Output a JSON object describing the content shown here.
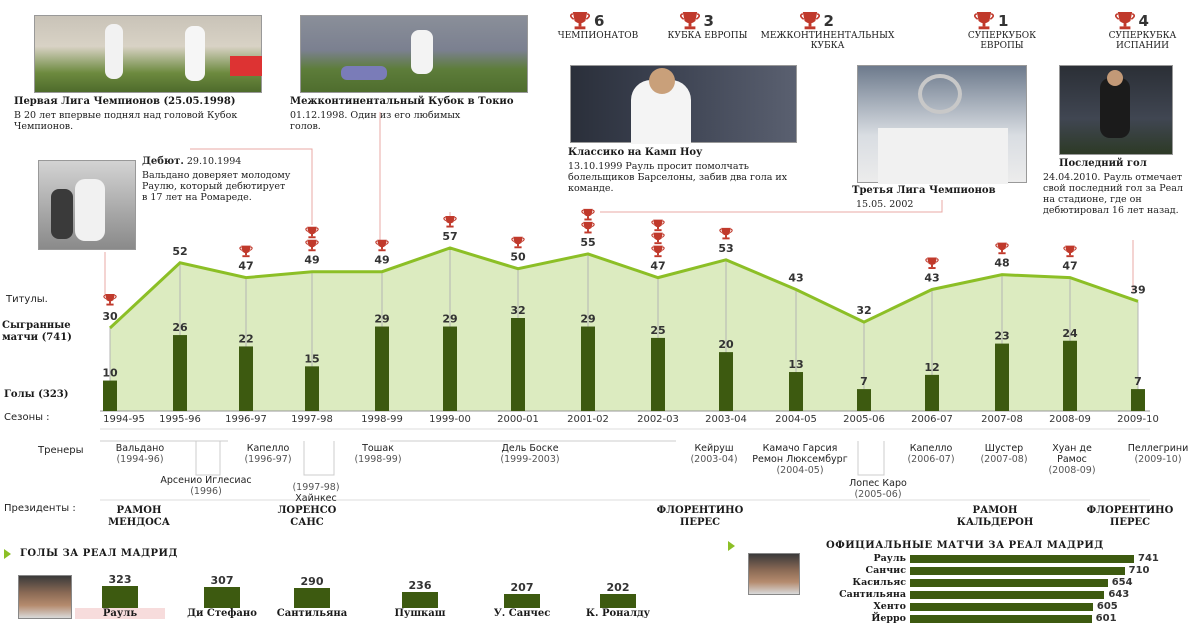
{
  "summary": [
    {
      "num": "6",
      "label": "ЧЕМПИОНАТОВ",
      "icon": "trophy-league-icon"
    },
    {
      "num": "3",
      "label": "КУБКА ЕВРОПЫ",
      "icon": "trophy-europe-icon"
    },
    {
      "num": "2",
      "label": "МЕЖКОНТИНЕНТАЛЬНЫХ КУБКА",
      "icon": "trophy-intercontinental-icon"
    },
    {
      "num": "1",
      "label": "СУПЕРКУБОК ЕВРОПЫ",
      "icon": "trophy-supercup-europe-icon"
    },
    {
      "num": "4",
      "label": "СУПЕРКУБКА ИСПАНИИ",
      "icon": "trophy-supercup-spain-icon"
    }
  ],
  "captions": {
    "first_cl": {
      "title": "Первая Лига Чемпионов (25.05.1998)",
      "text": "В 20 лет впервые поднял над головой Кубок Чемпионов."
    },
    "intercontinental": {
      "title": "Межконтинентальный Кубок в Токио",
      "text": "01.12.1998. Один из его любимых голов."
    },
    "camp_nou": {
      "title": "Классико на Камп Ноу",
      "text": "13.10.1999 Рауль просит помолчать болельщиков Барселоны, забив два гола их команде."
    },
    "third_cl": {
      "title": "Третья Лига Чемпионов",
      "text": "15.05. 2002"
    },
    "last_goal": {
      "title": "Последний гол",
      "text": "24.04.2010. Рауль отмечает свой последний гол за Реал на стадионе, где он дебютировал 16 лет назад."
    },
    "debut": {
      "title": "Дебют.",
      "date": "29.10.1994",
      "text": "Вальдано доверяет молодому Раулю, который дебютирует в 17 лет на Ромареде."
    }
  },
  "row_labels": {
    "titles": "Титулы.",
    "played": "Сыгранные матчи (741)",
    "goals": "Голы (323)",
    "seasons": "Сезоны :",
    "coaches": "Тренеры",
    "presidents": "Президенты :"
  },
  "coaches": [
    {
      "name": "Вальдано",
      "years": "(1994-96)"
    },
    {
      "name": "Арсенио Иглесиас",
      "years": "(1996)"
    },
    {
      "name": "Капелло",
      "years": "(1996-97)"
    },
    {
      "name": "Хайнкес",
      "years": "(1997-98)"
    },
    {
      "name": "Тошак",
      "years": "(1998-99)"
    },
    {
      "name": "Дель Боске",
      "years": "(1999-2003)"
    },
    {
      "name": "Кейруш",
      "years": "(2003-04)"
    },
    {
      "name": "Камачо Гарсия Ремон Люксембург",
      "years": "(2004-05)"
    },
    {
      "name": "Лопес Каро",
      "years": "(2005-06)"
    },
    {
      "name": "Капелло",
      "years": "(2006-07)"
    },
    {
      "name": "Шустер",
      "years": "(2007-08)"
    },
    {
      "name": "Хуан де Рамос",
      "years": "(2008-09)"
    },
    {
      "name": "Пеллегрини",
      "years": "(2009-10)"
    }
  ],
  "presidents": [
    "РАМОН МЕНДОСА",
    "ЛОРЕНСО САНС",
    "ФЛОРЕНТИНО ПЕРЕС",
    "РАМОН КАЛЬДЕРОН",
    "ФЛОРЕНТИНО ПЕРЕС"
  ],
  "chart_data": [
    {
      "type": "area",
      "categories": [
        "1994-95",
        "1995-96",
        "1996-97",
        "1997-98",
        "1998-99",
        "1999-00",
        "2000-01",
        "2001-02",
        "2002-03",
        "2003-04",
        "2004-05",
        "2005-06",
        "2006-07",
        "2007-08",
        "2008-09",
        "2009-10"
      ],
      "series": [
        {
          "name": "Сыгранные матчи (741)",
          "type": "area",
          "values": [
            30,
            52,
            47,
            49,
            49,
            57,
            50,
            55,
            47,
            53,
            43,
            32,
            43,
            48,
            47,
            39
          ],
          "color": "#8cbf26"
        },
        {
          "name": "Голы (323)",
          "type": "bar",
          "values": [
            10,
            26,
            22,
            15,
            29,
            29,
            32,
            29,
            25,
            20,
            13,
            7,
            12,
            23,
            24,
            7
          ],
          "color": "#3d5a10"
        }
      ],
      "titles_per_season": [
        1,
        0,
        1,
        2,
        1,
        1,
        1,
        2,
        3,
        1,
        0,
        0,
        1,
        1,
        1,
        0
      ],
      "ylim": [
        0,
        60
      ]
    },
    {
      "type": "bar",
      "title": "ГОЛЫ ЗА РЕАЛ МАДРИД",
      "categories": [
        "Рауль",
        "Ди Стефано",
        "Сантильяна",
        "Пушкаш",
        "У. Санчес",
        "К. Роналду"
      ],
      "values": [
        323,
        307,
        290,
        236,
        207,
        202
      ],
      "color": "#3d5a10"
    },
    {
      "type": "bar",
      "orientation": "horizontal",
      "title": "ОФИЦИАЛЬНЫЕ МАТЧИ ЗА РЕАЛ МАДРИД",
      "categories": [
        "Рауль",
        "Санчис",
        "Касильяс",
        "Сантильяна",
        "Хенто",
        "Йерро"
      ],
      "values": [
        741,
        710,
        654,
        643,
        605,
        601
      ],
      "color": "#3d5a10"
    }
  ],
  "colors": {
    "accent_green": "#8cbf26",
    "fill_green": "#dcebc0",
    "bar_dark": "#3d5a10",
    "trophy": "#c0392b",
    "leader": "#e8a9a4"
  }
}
----
Give every line above again exactly, with no pictures.

Output a JSON object describing the content shown here.
{
  "summary": [
    {
      "num": "6",
      "label": "ЧЕМПИОНАТОВ",
      "icon": "trophy-league-icon"
    },
    {
      "num": "3",
      "label": "КУБКА ЕВРОПЫ",
      "icon": "trophy-europe-icon"
    },
    {
      "num": "2",
      "label": "МЕЖКОНТИНЕНТАЛЬНЫХ КУБКА",
      "icon": "trophy-intercontinental-icon"
    },
    {
      "num": "1",
      "label": "СУПЕРКУБОК ЕВРОПЫ",
      "icon": "trophy-supercup-europe-icon"
    },
    {
      "num": "4",
      "label": "СУПЕРКУБКА ИСПАНИИ",
      "icon": "trophy-supercup-spain-icon"
    }
  ],
  "captions": {
    "first_cl": {
      "title": "Первая Лига Чемпионов (25.05.1998)",
      "text": "В 20 лет впервые поднял над головой Кубок Чемпионов."
    },
    "intercontinental": {
      "title": "Межконтинентальный Кубок в Токио",
      "text": "01.12.1998. Один из его любимых голов."
    },
    "camp_nou": {
      "title": "Классико на Камп Ноу",
      "text": "13.10.1999 Рауль просит помолчать болельщиков Барселоны, забив два гола их команде."
    },
    "third_cl": {
      "title": "Третья Лига Чемпионов",
      "text": "15.05. 2002"
    },
    "last_goal": {
      "title": "Последний гол",
      "text": "24.04.2010. Рауль отмечает свой последний гол за Реал на стадионе, где он дебютировал 16 лет назад."
    },
    "debut": {
      "title": "Дебют.",
      "date": "29.10.1994",
      "text": "Вальдано доверяет молодому Раулю, который дебютирует в 17 лет на Ромареде."
    }
  },
  "row_labels": {
    "titles": "Титулы.",
    "played": "Сыгранные матчи (741)",
    "goals": "Голы (323)",
    "seasons": "Сезоны :",
    "coaches": "Тренеры",
    "presidents": "Президенты :"
  },
  "coaches": [
    {
      "name": "Вальдано",
      "years": "(1994-96)"
    },
    {
      "name": "Арсенио Иглесиас",
      "years": "(1996)"
    },
    {
      "name": "Капелло",
      "years": "(1996-97)"
    },
    {
      "name": "Хайнкес",
      "years": "(1997-98)"
    },
    {
      "name": "Тошак",
      "years": "(1998-99)"
    },
    {
      "name": "Дель Боске",
      "years": "(1999-2003)"
    },
    {
      "name": "Кейруш",
      "years": "(2003-04)"
    },
    {
      "name": "Камачо Гарсия Ремон Люксембург",
      "years": "(2004-05)"
    },
    {
      "name": "Лопес Каро",
      "years": "(2005-06)"
    },
    {
      "name": "Капелло",
      "years": "(2006-07)"
    },
    {
      "name": "Шустер",
      "years": "(2007-08)"
    },
    {
      "name": "Хуан де Рамос",
      "years": "(2008-09)"
    },
    {
      "name": "Пеллегрини",
      "years": "(2009-10)"
    }
  ],
  "presidents": [
    "РАМОН МЕНДОСА",
    "ЛОРЕНСО САНС",
    "ФЛОРЕНТИНО ПЕРЕС",
    "РАМОН КАЛЬДЕРОН",
    "ФЛОРЕНТИНО ПЕРЕС"
  ],
  "chart_data": [
    {
      "type": "area",
      "categories": [
        "1994-95",
        "1995-96",
        "1996-97",
        "1997-98",
        "1998-99",
        "1999-00",
        "2000-01",
        "2001-02",
        "2002-03",
        "2003-04",
        "2004-05",
        "2005-06",
        "2006-07",
        "2007-08",
        "2008-09",
        "2009-10"
      ],
      "series": [
        {
          "name": "Сыгранные матчи (741)",
          "type": "area",
          "values": [
            30,
            52,
            47,
            49,
            49,
            57,
            50,
            55,
            47,
            53,
            43,
            32,
            43,
            48,
            47,
            39
          ],
          "color": "#8cbf26"
        },
        {
          "name": "Голы (323)",
          "type": "bar",
          "values": [
            10,
            26,
            22,
            15,
            29,
            29,
            32,
            29,
            25,
            20,
            13,
            7,
            12,
            23,
            24,
            7
          ],
          "color": "#3d5a10"
        }
      ],
      "titles_per_season": [
        1,
        0,
        1,
        2,
        1,
        1,
        1,
        2,
        3,
        1,
        0,
        0,
        1,
        1,
        1,
        0
      ],
      "ylim": [
        0,
        60
      ]
    },
    {
      "type": "bar",
      "title": "ГОЛЫ ЗА РЕАЛ МАДРИД",
      "categories": [
        "Рауль",
        "Ди Стефано",
        "Сантильяна",
        "Пушкаш",
        "У. Санчес",
        "К. Роналду"
      ],
      "values": [
        323,
        307,
        290,
        236,
        207,
        202
      ],
      "color": "#3d5a10"
    },
    {
      "type": "bar",
      "orientation": "horizontal",
      "title": "ОФИЦИАЛЬНЫЕ МАТЧИ ЗА РЕАЛ МАДРИД",
      "categories": [
        "Рауль",
        "Санчис",
        "Касильяс",
        "Сантильяна",
        "Хенто",
        "Йерро"
      ],
      "values": [
        741,
        710,
        654,
        643,
        605,
        601
      ],
      "color": "#3d5a10"
    }
  ],
  "colors": {
    "accent_green": "#8cbf26",
    "fill_green": "#dcebc0",
    "bar_dark": "#3d5a10",
    "trophy": "#c0392b",
    "leader": "#e8a9a4"
  }
}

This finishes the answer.